*TASK STATEMENT*
Without the pictures, set down the records below word for word.

------------------------------------------------

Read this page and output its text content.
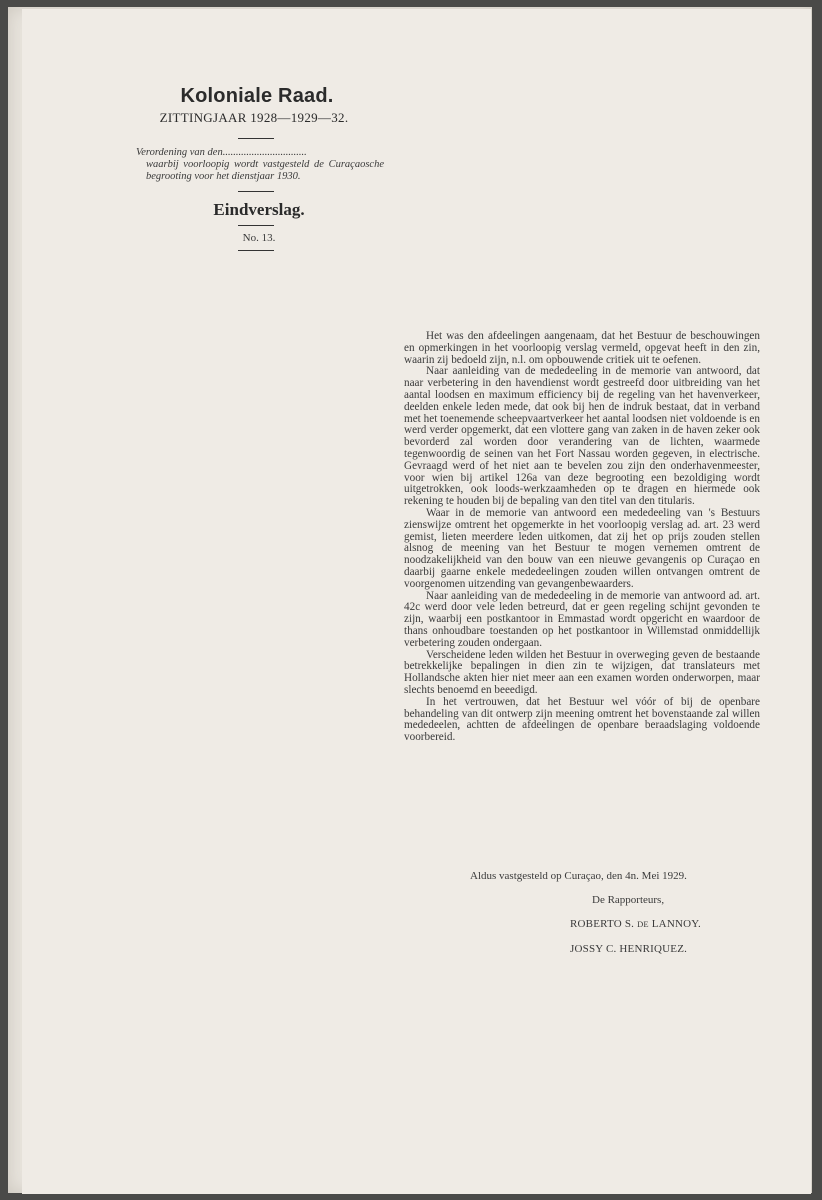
Koloniale Raad.
ZITTINGJAAR 1928—1929—32.
Verordening van den................................
waarbij voorloopig wordt vastgesteld de Curaçaosche begrooting voor het dienstjaar 1930.
Eindverslag.
No. 13.

Het was den afdeelingen aangenaam, dat het Bestuur de beschouwingen en opmerkingen in het voorloopig verslag vermeld, opgevat heeft in den zin, waarin zij bedoeld zijn, n.l. om opbouwende critiek uit te oefenen.

Naar aanleiding van de mededeeling in de memorie van antwoord, dat naar verbetering in den havendienst wordt gestreefd door uitbreiding van het aantal loodsen en maximum efficiency bij de regeling van het havenverkeer, deelden enkele leden mede, dat ook bij hen de indruk bestaat, dat in verband met het toenemende scheepvaartverkeer het aantal loodsen niet voldoende is en werd verder opgemerkt, dat een vlottere gang van zaken in de haven zeker ook bevorderd zal worden door verandering van de lichten, waarmede tegenwoordig de seinen van het Fort Nassau worden gegeven, in electrische. Gevraagd werd of het niet aan te bevelen zou zijn den onderhavenmeester, voor wien bij artikel 126a van deze begrooting een bezoldiging wordt uitgetrokken, ook loods-werkzaamheden op te dragen en hiermede ook rekening te houden bij de bepaling van den titel van den titularis.

Waar in de memorie van antwoord een mededeeling van 's Bestuurs zienswijze omtrent het opgemerkte in het voorloopig verslag ad. art. 23 werd gemist, lieten meerdere leden uitkomen, dat zij het op prijs zouden stellen alsnog de meening van het Bestuur te mogen vernemen omtrent de noodzakelijkheid van den bouw van een nieuwe gevangenis op Curaçao en daarbij gaarne enkele mededeelingen zouden willen ontvangen omtrent de voorgenomen uitzending van gevangenbewaarders.

Naar aanleiding van de mededeeling in de memorie van antwoord ad. art. 42c werd door vele leden betreurd, dat er geen regeling schijnt gevonden te zijn, waarbij een postkantoor in Emmastad wordt opgericht en waardoor de thans onhoudbare toestanden op het postkantoor in Willemstad onmiddellijk verbetering zouden ondergaan.

Verscheidene leden wilden het Bestuur in overweging geven de bestaande betrekkelijke bepalingen in dien zin te wijzigen, dat translateurs met Hollandsche akten hier niet meer aan een examen worden onderworpen, maar slechts benoemd en beeedigd.

In het vertrouwen, dat het Bestuur wel vóór of bij de openbare behandeling van dit ontwerp zijn meening omtrent het bovenstaande zal willen mededeelen, achtten de afdeelingen de openbare beraadslaging voldoende voorbereid.

Aldus vastgesteld op Curaçao, den 4n. Mei 1929.
De Rapporteurs,
ROBERTO S. DE LANNOY.
JOSSY C. HENRIQUEZ.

------------------------------------------------

*ANSWER AREA*
Read this page and output its text content.
Koloniale Raad.
ZITTINGJAAR 1928—1929—32.
Verordening van den................................
waarbij voorloopig wordt vastgesteld de Curaçaosche begrooting voor het dienstjaar 1930.
Eindverslag.
No. 13.

Het was den afdeelingen aangenaam, dat het Bestuur de beschouwingen en opmerkingen in het voorloopig verslag vermeld, opgevat heeft in den zin, waarin zij bedoeld zijn, n.l. om opbouwende critiek uit te oefenen.

Naar aanleiding van de mededeeling in de memorie van antwoord, dat naar verbetering in den havendienst wordt gestreefd door uitbreiding van het aantal loodsen en maximum efficiency bij de regeling van het havenverkeer, deelden enkele leden mede, dat ook bij hen de indruk bestaat, dat in verband met het toenemende scheepvaartverkeer het aantal loodsen niet voldoende is en werd verder opgemerkt, dat een vlottere gang van zaken in de haven zeker ook bevorderd zal worden door verandering van de lichten, waarmede tegenwoordig de seinen van het Fort Nassau worden gegeven, in electrische. Gevraagd werd of het niet aan te bevelen zou zijn den onderhavenmeester, voor wien bij artikel 126a van deze begrooting een bezoldiging wordt uitgetrokken, ook loods-werkzaamheden op te dragen en hiermede ook rekening te houden bij de bepaling van den titel van den titularis.

Waar in de memorie van antwoord een mededeeling van 's Bestuurs zienswijze omtrent het opgemerkte in het voorloopig verslag ad. art. 23 werd gemist, lieten meerdere leden uitkomen, dat zij het op prijs zouden stellen alsnog de meening van het Bestuur te mogen vernemen omtrent de noodzakelijkheid van den bouw van een nieuwe gevangenis op Curaçao en daarbij gaarne enkele mededeelingen zouden willen ontvangen omtrent de voorgenomen uitzending van gevangenbewaarders.

Naar aanleiding van de mededeeling in de memorie van antwoord ad. art. 42c werd door vele leden betreurd, dat er geen regeling schijnt gevonden te zijn, waarbij een postkantoor in Emmastad wordt opgericht en waardoor de thans onhoudbare toestanden op het postkantoor in Willemstad onmiddellijk verbetering zouden ondergaan.

Verscheidene leden wilden het Bestuur in overweging geven de bestaande betrekkelijke bepalingen in dien zin te wijzigen, dat translateurs met Hollandsche akten hier niet meer aan een examen worden onderworpen, maar slechts benoemd en beeedigd.

In het vertrouwen, dat het Bestuur wel vóór of bij de openbare behandeling van dit ontwerp zijn meening omtrent het bovenstaande zal willen mededeelen, achtten de afdeelingen de openbare beraadslaging voldoende voorbereid.

Aldus vastgesteld op Curaçao, den 4n. Mei 1929.
De Rapporteurs,
ROBERTO S. DE LANNOY.
JOSSY C. HENRIQUEZ.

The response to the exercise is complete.